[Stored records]
--- --- ---
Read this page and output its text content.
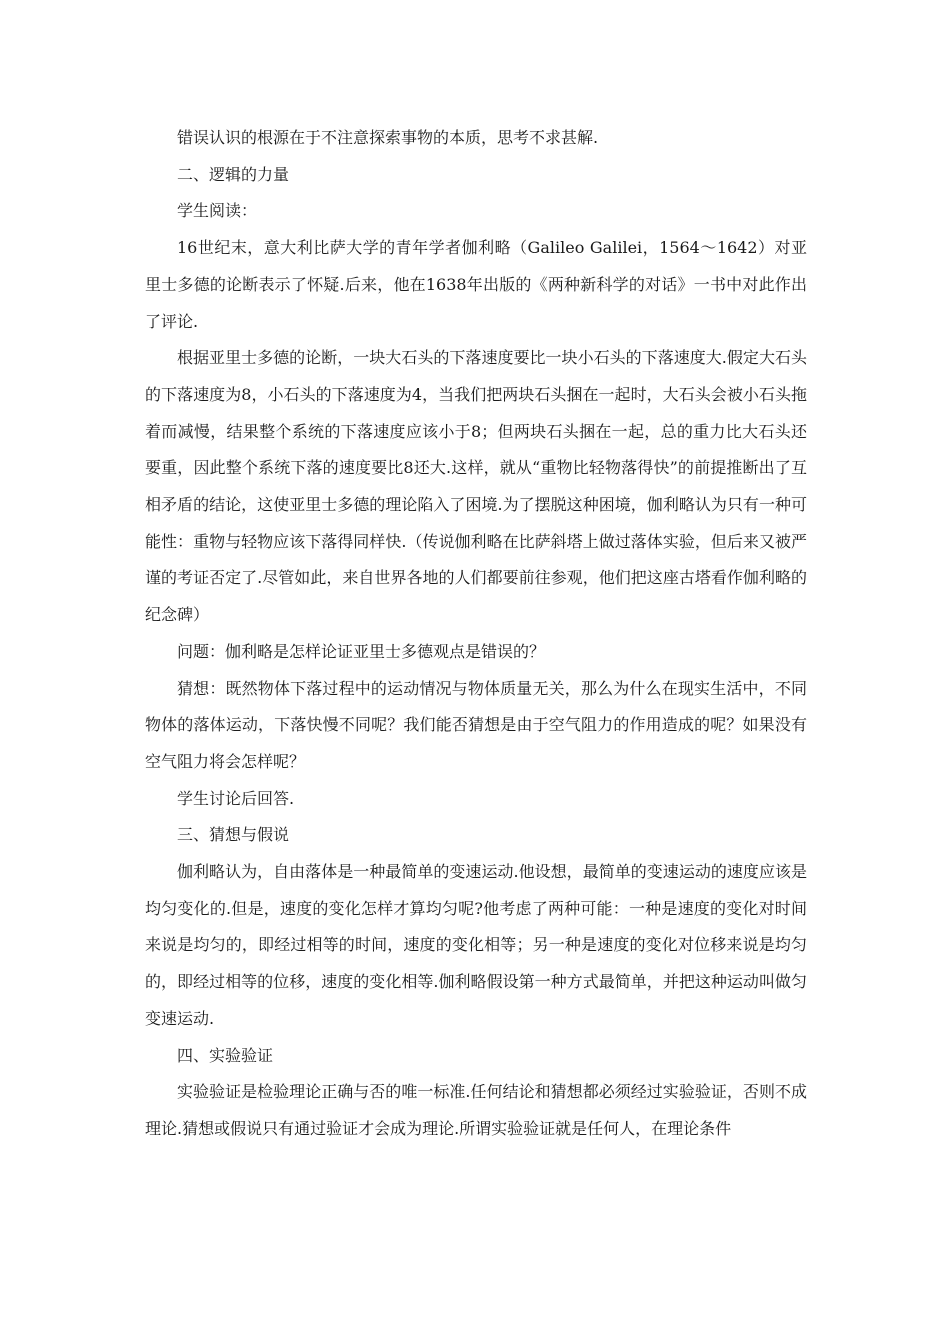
错误认识的根源在于不注意探索事物的本质，思考不求甚解.

二、逻辑的力量

学生阅读：

16世纪末，意大利比萨大学的青年学者伽利略（Galileo Galilei，1564～1642）对亚里士多德的论断表示了怀疑.后来，他在1638年出版的《两种新科学的对话》一书中对此作出了评论.

根据亚里士多德的论断，一块大石头的下落速度要比一块小石头的下落速度大.假定大石头的下落速度为8，小石头的下落速度为4，当我们把两块石头捆在一起时，大石头会被小石头拖着而减慢，结果整个系统的下落速度应该小于8；但两块石头捆在一起，总的重力比大石头还要重，因此整个系统下落的速度要比8还大.这样，就从“重物比轻物落得快”的前提推断出了互相矛盾的结论，这使亚里士多德的理论陷入了困境.为了摆脱这种困境，伽利略认为只有一种可能性：重物与轻物应该下落得同样快.（传说伽利略在比萨斜塔上做过落体实验，但后来又被严谨的考证否定了.尽管如此，来自世界各地的人们都要前往参观，他们把这座古塔看作伽利略的纪念碑）

问题：伽利略是怎样论证亚里士多德观点是错误的？

猜想：既然物体下落过程中的运动情况与物体质量无关，那么为什么在现实生活中，不同物体的落体运动，下落快慢不同呢？我们能否猜想是由于空气阻力的作用造成的呢？如果没有空气阻力将会怎样呢？

学生讨论后回答.

三、猜想与假说

伽利略认为，自由落体是一种最简单的变速运动.他设想，最简单的变速运动的速度应该是均匀变化的.但是，速度的变化怎样才算均匀呢?他考虑了两种可能：一种是速度的变化对时间来说是均匀的，即经过相等的时间，速度的变化相等；另一种是速度的变化对位移来说是均匀的，即经过相等的位移，速度的变化相等.伽利略假设第一种方式最简单，并把这种运动叫做匀变速运动.

四、实验验证

实验验证是检验理论正确与否的唯一标准.任何结论和猜想都必须经过实验验证，否则不成理论.猜想或假说只有通过验证才会成为理论.所谓实验验证就是任何人，在理论条件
--- --- ---
▶ _Task prompt_
From the entries above, output every line exactly and omit any image.

▶ _The reply_
Read this page and output its text content.
错误认识的根源在于不注意探索事物的本质，思考不求甚解.

二、逻辑的力量

学生阅读：

16世纪末，意大利比萨大学的青年学者伽利略（Galileo Galilei，1564～1642）对亚里士多德的论断表示了怀疑.后来，他在1638年出版的《两种新科学的对话》一书中对此作出了评论.

根据亚里士多德的论断，一块大石头的下落速度要比一块小石头的下落速度大.假定大石头的下落速度为8，小石头的下落速度为4，当我们把两块石头捆在一起时，大石头会被小石头拖着而减慢，结果整个系统的下落速度应该小于8；但两块石头捆在一起，总的重力比大石头还要重，因此整个系统下落的速度要比8还大.这样，就从“重物比轻物落得快”的前提推断出了互相矛盾的结论，这使亚里士多德的理论陷入了困境.为了摆脱这种困境，伽利略认为只有一种可能性：重物与轻物应该下落得同样快.（传说伽利略在比萨斜塔上做过落体实验，但后来又被严谨的考证否定了.尽管如此，来自世界各地的人们都要前往参观，他们把这座古塔看作伽利略的纪念碑）

问题：伽利略是怎样论证亚里士多德观点是错误的？

猜想：既然物体下落过程中的运动情况与物体质量无关，那么为什么在现实生活中，不同物体的落体运动，下落快慢不同呢？我们能否猜想是由于空气阻力的作用造成的呢？如果没有空气阻力将会怎样呢？

学生讨论后回答.

三、猜想与假说

伽利略认为，自由落体是一种最简单的变速运动.他设想，最简单的变速运动的速度应该是均匀变化的.但是，速度的变化怎样才算均匀呢?他考虑了两种可能：一种是速度的变化对时间来说是均匀的，即经过相等的时间，速度的变化相等；另一种是速度的变化对位移来说是均匀的，即经过相等的位移，速度的变化相等.伽利略假设第一种方式最简单，并把这种运动叫做匀变速运动.

四、实验验证

实验验证是检验理论正确与否的唯一标准.任何结论和猜想都必须经过实验验证，否则不成理论.猜想或假说只有通过验证才会成为理论.所谓实验验证就是任何人，在理论条件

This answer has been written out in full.